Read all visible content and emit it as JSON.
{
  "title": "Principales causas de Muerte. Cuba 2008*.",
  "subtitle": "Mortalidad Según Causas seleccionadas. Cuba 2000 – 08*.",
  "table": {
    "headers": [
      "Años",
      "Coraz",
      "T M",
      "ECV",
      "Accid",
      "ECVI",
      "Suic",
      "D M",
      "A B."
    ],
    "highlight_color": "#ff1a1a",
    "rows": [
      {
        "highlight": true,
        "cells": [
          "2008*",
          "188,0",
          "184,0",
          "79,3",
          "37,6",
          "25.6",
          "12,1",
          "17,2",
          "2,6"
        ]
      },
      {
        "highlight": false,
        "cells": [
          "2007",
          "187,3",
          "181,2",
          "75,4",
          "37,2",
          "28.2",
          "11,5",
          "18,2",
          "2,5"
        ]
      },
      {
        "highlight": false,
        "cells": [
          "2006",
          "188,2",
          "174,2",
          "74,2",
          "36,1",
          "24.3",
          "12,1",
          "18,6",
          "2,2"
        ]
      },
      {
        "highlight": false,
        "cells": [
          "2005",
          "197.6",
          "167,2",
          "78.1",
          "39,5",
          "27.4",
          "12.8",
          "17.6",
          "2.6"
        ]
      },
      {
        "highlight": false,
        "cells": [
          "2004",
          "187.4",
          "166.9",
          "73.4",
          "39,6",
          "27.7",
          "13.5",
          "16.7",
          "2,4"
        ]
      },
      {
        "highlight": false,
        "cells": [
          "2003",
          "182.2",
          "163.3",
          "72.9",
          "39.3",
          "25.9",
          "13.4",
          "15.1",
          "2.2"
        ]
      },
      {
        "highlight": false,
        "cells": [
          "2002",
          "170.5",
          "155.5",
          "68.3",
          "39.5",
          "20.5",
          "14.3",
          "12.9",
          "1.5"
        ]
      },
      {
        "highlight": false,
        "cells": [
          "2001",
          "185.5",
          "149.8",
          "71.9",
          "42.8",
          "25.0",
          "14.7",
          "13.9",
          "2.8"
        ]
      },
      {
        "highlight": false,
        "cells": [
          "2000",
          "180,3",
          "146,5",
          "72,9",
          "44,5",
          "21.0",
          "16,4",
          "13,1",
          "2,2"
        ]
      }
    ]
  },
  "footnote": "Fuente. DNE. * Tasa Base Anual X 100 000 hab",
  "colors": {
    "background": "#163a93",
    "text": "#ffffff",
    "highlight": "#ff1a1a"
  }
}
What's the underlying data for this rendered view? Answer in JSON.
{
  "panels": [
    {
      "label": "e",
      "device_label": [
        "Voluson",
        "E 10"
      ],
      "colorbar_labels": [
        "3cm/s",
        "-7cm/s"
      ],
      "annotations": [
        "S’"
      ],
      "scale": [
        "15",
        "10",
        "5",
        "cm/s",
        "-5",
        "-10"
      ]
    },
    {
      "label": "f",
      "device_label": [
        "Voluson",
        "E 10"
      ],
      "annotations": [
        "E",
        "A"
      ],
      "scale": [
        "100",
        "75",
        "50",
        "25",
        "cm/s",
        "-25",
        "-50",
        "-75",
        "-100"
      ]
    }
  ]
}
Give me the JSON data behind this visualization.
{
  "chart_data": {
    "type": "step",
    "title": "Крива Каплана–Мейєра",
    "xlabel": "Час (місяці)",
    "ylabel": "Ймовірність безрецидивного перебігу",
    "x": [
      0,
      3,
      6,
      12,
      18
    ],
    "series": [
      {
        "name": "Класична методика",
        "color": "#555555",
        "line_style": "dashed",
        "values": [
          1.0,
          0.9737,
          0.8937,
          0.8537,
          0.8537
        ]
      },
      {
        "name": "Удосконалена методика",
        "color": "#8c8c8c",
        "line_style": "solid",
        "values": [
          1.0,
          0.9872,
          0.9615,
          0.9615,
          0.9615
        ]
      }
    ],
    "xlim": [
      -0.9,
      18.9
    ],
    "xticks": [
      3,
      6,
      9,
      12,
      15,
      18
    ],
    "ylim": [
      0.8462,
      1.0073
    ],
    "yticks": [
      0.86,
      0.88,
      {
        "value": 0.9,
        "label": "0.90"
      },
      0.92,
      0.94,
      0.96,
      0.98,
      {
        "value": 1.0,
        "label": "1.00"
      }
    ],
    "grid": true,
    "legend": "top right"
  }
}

- [Exercise aim] Make an exact copy of all the data.

- [Response]
Read all visible content and emit it as JSON.
{
  "title": "Principales causas de Muerte. Cuba 2008*.",
  "subtitle": "Mortalidad Según Causas seleccionadas. Cuba 2000 – 08*.",
  "table": {
    "headers": [
      "Años",
      "Coraz",
      "T M",
      "ECV",
      "Accid",
      "ECVI",
      "Suic",
      "D M",
      "A B."
    ],
    "highlight_color": "#ff1a1a",
    "rows": [
      {
        "highlight": true,
        "cells": [
          "2008*",
          "188,0",
          "184,0",
          "79,3",
          "37,6",
          "25.6",
          "12,1",
          "17,2",
          "2,6"
        ]
      },
      {
        "highlight": false,
        "cells": [
          "2007",
          "187,3",
          "181,2",
          "75,4",
          "37,2",
          "28.2",
          "11,5",
          "18,2",
          "2,5"
        ]
      },
      {
        "highlight": false,
        "cells": [
          "2006",
          "188,2",
          "174,2",
          "74,2",
          "36,1",
          "24.3",
          "12,1",
          "18,6",
          "2,2"
        ]
      },
      {
        "highlight": false,
        "cells": [
          "2005",
          "197.6",
          "167,2",
          "78.1",
          "39,5",
          "27.4",
          "12.8",
          "17.6",
          "2.6"
        ]
      },
      {
        "highlight": false,
        "cells": [
          "2004",
          "187.4",
          "166.9",
          "73.4",
          "39,6",
          "27.7",
          "13.5",
          "16.7",
          "2,4"
        ]
      },
      {
        "highlight": false,
        "cells": [
          "2003",
          "182.2",
          "163.3",
          "72.9",
          "39.3",
          "25.9",
          "13.4",
          "15.1",
          "2.2"
        ]
      },
      {
        "highlight": false,
        "cells": [
          "2002",
          "170.5",
          "155.5",
          "68.3",
          "39.5",
          "20.5",
          "14.3",
          "12.9",
          "1.5"
        ]
      },
      {
        "highlight": false,
        "cells": [
          "2001",
          "185.5",
          "149.8",
          "71.9",
          "42.8",
          "25.0",
          "14.7",
          "13.9",
          "2.8"
        ]
      },
      {
        "highlight": false,
        "cells": [
          "2000",
          "180,3",
          "146,5",
          "72,9",
          "44,5",
          "21.0",
          "16,4",
          "13,1",
          "2,2"
        ]
      }
    ]
  },
  "footnote": "Fuente. DNE. * Tasa Base Anual X 100 000 hab",
  "colors": {
    "background": "#163a93",
    "text": "#ffffff",
    "highlight": "#ff1a1a"
  }
}
What's the underlying data for this rendered view? Answer in JSON.
{
  "panels": [
    {
      "label": "e",
      "device_label": [
        "Voluson",
        "E 10"
      ],
      "colorbar_labels": [
        "3cm/s",
        "-7cm/s"
      ],
      "annotations": [
        "S’"
      ],
      "scale": [
        "15",
        "10",
        "5",
        "cm/s",
        "-5",
        "-10"
      ]
    },
    {
      "label": "f",
      "device_label": [
        "Voluson",
        "E 10"
      ],
      "annotations": [
        "E",
        "A"
      ],
      "scale": [
        "100",
        "75",
        "50",
        "25",
        "cm/s",
        "-25",
        "-50",
        "-75",
        "-100"
      ]
    }
  ]
}
Give me the JSON data behind this visualization.
{
  "chart_data": {
    "type": "step",
    "title": "Крива Каплана–Мейєра",
    "xlabel": "Час (місяці)",
    "ylabel": "Ймовірність безрецидивного перебігу",
    "x": [
      0,
      3,
      6,
      12,
      18
    ],
    "series": [
      {
        "name": "Класична методика",
        "color": "#555555",
        "line_style": "dashed",
        "values": [
          1.0,
          0.9737,
          0.8937,
          0.8537,
          0.8537
        ]
      },
      {
        "name": "Удосконалена методика",
        "color": "#8c8c8c",
        "line_style": "solid",
        "values": [
          1.0,
          0.9872,
          0.9615,
          0.9615,
          0.9615
        ]
      }
    ],
    "xlim": [
      -0.9,
      18.9
    ],
    "xticks": [
      3,
      6,
      9,
      12,
      15,
      18
    ],
    "ylim": [
      0.8462,
      1.0073
    ],
    "yticks": [
      0.86,
      0.88,
      {
        "value": 0.9,
        "label": "0.90"
      },
      0.92,
      0.94,
      0.96,
      0.98,
      {
        "value": 1.0,
        "label": "1.00"
      }
    ],
    "grid": true,
    "legend": "top right"
  }
}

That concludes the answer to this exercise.